Check every line in the records below for the word "screenshot" and report how many have it, nothing more.

__Provided material__:
>>

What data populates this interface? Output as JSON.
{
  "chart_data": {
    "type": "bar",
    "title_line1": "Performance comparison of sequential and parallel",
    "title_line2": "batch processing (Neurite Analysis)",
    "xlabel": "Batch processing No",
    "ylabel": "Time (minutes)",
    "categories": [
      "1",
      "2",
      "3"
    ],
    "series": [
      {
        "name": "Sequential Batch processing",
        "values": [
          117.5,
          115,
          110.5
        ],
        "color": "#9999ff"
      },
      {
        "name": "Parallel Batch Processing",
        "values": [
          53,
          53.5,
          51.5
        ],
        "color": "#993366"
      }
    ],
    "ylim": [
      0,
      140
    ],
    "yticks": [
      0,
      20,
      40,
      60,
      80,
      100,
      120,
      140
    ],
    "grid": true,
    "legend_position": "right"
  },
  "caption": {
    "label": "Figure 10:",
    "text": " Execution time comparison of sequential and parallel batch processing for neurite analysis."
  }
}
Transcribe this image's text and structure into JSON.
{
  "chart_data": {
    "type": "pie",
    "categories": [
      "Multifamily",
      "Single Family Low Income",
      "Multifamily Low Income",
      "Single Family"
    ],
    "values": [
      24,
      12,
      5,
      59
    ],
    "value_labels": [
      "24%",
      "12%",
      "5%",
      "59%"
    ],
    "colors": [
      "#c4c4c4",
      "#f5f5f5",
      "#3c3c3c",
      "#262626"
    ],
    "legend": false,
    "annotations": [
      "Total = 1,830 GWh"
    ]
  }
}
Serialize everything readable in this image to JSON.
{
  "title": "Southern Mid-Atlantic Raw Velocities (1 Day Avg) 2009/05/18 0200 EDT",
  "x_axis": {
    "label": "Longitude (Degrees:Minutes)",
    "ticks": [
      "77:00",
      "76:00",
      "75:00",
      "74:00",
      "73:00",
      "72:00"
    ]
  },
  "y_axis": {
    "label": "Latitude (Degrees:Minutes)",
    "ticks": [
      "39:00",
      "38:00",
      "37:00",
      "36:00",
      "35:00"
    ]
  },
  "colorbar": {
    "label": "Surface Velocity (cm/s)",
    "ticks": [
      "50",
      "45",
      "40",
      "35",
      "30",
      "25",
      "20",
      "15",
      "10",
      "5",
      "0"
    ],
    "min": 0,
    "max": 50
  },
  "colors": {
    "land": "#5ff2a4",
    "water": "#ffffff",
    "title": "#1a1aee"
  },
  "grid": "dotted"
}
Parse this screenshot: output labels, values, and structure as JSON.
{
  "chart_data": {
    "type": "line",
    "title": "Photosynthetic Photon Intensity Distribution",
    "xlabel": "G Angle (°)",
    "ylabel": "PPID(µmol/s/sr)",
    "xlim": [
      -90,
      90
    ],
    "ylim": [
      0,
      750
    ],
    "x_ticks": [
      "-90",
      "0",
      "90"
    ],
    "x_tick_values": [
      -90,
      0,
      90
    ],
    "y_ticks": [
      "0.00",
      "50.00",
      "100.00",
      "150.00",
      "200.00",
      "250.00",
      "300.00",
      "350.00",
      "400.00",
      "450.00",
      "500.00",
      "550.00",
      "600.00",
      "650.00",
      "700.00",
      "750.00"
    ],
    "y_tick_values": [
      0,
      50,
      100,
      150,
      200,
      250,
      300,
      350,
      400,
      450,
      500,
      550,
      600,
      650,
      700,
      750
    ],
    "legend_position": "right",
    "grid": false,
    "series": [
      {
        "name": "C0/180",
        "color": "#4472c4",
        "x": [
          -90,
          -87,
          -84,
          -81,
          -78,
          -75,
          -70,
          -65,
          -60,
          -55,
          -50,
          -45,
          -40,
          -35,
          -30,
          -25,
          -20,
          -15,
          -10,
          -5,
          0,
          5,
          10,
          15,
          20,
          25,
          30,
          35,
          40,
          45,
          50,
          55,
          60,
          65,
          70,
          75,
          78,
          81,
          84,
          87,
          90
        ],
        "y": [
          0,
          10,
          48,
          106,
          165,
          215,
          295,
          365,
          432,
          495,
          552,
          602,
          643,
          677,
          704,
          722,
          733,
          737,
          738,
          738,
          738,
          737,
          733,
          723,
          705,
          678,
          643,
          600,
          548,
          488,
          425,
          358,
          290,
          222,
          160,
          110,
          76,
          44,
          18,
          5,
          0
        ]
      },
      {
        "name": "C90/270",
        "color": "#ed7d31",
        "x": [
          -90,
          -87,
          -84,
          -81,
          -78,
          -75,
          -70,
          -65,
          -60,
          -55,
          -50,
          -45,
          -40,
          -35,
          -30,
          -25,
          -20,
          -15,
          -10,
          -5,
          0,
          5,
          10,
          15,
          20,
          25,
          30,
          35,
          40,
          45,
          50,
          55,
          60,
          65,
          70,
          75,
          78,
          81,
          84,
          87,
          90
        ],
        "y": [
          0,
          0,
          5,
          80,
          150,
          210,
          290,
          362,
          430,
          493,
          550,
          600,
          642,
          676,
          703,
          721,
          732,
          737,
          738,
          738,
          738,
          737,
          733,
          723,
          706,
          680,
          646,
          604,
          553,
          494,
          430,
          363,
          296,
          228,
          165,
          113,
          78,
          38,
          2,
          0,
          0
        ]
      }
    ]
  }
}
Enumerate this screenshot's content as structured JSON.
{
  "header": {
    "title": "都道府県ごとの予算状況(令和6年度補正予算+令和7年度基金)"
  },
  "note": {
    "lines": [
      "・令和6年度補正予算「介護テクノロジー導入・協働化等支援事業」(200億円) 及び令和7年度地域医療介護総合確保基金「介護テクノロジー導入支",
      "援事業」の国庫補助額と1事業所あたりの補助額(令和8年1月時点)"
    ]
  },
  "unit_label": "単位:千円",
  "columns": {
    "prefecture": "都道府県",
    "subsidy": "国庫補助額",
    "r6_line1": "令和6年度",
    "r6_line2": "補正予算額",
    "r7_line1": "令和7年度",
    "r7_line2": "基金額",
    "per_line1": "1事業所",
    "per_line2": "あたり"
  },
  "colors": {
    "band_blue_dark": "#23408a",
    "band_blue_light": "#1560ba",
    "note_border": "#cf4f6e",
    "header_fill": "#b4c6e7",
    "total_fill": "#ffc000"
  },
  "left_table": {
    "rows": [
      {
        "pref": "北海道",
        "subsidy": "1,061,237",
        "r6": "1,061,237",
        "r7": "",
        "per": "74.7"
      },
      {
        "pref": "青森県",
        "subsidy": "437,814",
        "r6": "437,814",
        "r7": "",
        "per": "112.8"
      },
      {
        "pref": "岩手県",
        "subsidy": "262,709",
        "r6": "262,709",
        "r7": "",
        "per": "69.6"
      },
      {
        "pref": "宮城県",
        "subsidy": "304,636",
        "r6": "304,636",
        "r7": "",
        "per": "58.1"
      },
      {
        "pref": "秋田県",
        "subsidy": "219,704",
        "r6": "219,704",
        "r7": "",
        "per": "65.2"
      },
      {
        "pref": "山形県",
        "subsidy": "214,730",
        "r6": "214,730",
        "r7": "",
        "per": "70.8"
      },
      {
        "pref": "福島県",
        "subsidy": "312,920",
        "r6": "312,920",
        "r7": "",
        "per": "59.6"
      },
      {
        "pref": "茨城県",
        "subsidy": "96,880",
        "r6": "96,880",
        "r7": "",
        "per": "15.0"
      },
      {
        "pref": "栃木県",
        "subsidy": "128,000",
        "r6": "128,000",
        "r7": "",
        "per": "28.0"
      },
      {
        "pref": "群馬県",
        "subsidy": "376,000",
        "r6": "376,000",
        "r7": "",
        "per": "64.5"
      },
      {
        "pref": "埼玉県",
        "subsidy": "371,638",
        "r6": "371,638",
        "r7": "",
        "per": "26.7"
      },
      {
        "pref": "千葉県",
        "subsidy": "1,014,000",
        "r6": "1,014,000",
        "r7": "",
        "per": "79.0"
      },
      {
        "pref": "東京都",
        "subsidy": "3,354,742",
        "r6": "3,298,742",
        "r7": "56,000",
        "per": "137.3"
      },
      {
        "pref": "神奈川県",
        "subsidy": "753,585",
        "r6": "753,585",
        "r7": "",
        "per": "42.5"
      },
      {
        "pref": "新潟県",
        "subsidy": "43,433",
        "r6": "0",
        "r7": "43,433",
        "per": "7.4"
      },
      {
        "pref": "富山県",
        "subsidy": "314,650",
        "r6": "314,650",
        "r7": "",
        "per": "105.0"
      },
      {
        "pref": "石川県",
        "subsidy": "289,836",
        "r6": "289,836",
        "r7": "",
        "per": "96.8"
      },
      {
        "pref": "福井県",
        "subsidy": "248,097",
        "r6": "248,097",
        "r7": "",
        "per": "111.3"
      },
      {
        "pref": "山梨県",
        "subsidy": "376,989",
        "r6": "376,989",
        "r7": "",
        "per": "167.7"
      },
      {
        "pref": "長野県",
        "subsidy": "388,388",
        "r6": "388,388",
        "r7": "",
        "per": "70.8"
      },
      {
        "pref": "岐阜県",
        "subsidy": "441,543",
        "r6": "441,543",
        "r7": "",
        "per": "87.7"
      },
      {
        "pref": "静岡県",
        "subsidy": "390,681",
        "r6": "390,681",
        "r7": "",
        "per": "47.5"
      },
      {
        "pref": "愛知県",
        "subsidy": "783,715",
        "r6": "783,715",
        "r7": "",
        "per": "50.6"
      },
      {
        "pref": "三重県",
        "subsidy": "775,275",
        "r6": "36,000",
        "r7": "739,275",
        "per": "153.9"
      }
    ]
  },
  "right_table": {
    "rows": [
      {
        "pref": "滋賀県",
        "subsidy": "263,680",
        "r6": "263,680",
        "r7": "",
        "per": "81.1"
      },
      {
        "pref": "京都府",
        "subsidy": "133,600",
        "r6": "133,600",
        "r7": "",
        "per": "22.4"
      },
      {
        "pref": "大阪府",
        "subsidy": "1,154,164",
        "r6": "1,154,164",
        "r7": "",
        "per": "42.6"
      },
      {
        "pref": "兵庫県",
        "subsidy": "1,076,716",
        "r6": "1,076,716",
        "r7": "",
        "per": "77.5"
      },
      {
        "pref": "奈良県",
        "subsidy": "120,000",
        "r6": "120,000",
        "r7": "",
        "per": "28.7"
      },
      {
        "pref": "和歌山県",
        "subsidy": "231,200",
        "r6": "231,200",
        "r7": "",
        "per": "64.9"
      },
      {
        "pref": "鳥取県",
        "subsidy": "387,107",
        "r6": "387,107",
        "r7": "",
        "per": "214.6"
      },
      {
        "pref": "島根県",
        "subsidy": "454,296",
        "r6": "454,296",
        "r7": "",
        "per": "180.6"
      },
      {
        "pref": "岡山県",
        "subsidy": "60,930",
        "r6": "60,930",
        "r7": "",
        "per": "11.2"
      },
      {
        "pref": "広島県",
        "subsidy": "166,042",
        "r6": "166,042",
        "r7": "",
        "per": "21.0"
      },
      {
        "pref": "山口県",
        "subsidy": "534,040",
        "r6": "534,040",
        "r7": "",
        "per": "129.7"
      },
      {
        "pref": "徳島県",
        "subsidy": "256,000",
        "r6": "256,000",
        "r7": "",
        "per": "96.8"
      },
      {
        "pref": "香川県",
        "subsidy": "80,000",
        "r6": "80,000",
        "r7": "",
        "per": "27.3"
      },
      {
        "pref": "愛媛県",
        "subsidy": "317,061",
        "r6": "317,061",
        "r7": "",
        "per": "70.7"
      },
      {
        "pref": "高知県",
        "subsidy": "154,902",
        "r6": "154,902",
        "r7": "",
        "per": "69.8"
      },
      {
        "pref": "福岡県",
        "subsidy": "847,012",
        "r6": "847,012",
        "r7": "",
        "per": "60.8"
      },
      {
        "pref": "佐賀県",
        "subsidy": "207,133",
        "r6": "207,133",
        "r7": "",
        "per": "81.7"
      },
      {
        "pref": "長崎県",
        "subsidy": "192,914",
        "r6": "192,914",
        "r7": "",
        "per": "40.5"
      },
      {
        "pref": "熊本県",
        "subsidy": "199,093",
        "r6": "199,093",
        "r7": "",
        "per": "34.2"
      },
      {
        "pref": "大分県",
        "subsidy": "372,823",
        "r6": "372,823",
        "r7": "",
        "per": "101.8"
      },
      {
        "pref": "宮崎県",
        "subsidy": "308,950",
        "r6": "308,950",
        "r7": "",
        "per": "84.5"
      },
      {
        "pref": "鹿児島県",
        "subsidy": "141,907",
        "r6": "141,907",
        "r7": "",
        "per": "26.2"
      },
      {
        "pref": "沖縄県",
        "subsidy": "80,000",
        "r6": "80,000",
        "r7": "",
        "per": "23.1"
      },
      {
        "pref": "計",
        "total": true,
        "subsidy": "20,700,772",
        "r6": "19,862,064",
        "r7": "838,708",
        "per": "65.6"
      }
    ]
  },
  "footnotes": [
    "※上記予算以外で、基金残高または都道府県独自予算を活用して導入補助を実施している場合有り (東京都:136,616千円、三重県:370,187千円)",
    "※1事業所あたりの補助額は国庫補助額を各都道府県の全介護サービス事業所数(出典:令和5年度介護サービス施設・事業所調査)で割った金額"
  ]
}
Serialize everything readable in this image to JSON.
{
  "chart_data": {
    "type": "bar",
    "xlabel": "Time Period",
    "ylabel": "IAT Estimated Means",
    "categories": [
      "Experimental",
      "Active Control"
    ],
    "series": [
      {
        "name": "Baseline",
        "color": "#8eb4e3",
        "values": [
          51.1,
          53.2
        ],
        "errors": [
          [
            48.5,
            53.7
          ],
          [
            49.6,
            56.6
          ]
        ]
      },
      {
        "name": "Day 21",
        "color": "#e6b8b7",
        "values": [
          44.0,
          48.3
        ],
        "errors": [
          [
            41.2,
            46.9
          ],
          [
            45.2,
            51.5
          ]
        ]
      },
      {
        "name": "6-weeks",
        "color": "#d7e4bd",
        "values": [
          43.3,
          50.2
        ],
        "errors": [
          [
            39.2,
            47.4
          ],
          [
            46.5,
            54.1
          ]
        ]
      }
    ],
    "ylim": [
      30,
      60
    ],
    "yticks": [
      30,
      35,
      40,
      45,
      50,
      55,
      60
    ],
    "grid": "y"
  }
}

<<

__Reply__: 2